● WHAT YOU WILL DO
Look through the data below and work out how many lines contain the string "color". Give the number alone.

● MATERIAL
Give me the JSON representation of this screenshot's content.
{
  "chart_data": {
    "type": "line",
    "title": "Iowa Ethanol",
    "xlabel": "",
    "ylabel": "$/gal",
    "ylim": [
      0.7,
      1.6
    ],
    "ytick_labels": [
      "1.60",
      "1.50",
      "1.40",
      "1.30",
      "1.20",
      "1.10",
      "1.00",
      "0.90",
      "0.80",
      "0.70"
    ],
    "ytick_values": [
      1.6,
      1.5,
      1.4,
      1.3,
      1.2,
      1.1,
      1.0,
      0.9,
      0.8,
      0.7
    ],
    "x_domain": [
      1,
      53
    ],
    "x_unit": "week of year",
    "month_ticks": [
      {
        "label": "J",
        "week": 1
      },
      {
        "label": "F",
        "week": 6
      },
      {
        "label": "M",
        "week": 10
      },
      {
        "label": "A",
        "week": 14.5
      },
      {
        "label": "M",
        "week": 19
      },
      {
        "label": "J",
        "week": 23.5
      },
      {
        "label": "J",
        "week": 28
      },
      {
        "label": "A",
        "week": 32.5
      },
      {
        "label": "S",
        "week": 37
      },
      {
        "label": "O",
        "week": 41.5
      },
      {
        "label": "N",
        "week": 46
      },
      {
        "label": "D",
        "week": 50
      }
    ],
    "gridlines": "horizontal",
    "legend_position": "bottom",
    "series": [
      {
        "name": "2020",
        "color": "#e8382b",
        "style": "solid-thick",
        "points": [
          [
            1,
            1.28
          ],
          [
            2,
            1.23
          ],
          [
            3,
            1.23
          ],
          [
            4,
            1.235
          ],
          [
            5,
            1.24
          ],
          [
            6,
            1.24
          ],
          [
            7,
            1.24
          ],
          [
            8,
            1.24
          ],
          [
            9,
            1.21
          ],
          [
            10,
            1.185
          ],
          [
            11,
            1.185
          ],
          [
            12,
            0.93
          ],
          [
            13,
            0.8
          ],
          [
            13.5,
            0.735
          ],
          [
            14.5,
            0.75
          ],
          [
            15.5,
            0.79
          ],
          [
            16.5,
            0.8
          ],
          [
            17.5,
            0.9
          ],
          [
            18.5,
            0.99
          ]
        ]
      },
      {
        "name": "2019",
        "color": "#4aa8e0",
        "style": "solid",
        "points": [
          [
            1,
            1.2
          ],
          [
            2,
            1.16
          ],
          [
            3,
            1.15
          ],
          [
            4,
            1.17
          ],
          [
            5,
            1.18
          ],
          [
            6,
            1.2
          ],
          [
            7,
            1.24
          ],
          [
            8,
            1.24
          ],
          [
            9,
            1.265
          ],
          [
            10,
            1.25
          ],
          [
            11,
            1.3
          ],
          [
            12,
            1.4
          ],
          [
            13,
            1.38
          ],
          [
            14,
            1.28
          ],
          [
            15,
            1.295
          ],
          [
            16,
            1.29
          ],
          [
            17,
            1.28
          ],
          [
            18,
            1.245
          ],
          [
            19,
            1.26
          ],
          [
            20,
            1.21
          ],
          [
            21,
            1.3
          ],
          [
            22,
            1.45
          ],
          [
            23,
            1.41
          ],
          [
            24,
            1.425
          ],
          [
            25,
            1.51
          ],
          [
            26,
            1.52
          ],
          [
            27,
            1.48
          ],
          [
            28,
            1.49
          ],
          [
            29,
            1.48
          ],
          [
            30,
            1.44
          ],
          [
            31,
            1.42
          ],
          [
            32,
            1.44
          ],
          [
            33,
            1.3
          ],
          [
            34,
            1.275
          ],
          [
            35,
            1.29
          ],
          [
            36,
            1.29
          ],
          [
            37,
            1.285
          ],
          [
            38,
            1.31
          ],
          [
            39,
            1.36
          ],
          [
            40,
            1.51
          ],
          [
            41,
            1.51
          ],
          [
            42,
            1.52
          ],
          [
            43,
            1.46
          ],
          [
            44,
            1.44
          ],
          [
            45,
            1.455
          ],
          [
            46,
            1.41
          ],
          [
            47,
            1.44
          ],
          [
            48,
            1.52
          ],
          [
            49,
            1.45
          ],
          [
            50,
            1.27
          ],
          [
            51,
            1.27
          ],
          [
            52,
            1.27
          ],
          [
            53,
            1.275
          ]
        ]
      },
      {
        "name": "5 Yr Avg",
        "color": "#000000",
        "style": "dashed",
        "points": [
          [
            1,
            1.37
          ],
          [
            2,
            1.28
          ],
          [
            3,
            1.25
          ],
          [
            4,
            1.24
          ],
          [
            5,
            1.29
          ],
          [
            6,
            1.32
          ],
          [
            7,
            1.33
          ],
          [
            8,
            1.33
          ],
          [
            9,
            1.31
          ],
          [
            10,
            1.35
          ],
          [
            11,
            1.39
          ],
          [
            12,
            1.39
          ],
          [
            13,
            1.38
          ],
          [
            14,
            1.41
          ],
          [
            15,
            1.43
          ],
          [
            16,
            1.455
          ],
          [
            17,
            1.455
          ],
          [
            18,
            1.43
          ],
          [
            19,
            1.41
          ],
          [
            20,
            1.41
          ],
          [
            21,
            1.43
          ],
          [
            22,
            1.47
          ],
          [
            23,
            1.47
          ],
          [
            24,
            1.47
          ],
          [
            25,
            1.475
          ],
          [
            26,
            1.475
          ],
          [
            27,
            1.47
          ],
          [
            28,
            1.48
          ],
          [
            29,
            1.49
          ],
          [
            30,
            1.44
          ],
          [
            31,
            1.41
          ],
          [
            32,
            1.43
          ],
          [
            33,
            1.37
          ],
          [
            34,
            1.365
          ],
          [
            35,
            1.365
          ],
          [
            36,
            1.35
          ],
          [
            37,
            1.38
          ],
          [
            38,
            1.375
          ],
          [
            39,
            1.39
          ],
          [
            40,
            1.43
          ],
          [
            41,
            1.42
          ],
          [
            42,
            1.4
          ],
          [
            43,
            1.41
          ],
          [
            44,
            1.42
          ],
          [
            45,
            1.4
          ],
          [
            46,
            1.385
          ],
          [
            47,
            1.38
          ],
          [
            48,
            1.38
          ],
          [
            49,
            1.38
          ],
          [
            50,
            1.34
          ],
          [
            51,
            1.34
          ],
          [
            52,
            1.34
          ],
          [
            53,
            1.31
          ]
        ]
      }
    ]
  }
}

● PROBLEM SOLUTION
3